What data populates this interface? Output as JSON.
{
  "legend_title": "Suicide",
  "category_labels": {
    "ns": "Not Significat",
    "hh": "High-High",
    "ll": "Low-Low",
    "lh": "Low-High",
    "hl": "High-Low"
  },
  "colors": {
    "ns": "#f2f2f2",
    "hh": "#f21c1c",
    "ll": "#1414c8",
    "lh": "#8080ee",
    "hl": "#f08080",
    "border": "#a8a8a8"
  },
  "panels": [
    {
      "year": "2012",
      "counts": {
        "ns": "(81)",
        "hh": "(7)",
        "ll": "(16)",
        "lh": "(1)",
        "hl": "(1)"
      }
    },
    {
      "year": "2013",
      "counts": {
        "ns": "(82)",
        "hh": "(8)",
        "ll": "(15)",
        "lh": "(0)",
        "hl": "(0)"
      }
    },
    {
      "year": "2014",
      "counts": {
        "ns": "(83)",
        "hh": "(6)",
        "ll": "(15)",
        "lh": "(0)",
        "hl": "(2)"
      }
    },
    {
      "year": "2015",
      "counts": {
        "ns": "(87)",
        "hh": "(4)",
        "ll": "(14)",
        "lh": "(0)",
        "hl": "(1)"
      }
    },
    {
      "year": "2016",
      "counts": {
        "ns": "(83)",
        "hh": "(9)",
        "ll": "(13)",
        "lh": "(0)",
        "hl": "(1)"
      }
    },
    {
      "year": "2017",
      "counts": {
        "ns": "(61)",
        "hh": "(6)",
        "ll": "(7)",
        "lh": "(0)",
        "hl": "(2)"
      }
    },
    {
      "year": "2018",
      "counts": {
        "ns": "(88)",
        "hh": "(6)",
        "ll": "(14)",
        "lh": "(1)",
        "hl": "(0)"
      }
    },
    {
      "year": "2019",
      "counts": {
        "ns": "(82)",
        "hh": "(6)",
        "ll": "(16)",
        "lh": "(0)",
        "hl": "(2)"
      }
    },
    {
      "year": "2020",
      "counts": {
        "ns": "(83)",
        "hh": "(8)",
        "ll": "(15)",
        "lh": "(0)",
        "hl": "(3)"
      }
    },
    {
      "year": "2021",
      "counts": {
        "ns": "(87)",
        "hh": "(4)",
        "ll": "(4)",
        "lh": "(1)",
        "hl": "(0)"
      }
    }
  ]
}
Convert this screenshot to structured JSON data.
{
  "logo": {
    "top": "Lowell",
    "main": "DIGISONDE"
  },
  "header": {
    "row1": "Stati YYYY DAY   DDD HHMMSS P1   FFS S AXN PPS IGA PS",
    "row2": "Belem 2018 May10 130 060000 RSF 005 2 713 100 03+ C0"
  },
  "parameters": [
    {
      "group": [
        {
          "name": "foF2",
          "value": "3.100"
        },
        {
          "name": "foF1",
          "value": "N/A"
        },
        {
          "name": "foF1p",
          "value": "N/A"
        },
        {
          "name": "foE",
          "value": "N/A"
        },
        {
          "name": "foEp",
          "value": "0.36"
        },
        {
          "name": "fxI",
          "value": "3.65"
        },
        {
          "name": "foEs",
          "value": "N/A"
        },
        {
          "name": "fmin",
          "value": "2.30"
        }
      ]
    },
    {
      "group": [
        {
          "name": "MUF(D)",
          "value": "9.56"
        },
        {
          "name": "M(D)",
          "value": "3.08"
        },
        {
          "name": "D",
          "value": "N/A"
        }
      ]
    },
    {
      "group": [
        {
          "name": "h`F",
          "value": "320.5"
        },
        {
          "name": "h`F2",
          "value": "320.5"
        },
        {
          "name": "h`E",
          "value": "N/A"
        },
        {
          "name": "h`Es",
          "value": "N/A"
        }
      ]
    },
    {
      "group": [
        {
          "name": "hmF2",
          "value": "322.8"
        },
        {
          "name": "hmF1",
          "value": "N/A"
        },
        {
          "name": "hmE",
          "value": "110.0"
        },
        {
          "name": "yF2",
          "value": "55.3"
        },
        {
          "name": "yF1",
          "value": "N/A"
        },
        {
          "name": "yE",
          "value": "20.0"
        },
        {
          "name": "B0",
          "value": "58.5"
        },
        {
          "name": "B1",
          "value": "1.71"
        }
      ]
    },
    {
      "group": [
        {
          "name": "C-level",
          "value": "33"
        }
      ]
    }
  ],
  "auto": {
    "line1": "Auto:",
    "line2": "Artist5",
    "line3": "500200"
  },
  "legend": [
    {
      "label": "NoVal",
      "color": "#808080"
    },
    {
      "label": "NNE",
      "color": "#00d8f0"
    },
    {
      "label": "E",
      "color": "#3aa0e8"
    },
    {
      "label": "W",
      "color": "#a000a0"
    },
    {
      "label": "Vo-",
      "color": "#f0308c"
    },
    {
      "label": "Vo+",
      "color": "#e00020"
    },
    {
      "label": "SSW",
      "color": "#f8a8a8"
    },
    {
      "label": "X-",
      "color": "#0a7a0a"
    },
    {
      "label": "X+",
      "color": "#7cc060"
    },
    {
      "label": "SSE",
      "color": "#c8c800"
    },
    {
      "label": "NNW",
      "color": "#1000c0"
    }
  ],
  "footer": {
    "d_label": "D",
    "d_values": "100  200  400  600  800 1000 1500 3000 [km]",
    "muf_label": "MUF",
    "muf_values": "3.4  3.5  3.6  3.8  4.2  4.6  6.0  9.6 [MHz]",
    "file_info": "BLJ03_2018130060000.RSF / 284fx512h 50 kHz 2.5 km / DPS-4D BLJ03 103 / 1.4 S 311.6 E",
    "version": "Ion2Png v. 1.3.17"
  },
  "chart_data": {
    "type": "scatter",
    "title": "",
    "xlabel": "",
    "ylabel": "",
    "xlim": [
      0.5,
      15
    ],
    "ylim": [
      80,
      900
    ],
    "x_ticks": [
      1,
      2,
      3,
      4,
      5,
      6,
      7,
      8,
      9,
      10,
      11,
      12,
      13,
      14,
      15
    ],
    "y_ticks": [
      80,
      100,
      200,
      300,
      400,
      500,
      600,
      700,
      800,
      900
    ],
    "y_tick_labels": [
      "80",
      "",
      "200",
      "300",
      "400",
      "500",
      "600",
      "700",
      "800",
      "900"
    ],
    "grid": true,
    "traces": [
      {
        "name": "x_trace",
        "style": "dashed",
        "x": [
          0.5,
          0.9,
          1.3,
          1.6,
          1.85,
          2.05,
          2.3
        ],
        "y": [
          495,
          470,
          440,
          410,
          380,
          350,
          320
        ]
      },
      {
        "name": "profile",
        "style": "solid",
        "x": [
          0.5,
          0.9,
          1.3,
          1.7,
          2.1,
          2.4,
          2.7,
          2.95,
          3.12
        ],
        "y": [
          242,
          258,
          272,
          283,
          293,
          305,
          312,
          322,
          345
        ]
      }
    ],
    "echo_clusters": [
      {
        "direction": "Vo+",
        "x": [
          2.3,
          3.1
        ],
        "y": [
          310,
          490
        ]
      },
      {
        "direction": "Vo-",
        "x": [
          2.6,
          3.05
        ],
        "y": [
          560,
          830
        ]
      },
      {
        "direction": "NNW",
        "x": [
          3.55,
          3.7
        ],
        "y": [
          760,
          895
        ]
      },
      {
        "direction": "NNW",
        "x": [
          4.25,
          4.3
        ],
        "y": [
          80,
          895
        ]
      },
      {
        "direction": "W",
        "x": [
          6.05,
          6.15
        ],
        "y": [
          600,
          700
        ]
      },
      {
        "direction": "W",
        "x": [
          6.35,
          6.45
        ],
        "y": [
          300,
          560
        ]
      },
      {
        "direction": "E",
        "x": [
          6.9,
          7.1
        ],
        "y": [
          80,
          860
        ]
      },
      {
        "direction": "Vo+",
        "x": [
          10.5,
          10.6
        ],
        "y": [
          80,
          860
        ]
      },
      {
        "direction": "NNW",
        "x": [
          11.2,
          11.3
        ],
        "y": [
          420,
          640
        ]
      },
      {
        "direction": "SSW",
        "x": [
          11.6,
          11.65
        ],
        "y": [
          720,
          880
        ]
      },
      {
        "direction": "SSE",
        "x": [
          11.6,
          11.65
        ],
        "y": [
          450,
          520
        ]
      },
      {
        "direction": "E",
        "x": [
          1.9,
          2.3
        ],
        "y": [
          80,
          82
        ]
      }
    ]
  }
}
==================================================
**Instructions for the task**
Select from the material above each line in which the string "JSON" appears, and list those lines.

**Final result**
What data populates this interface? Output as JSON.
Convert this screenshot to structured JSON data.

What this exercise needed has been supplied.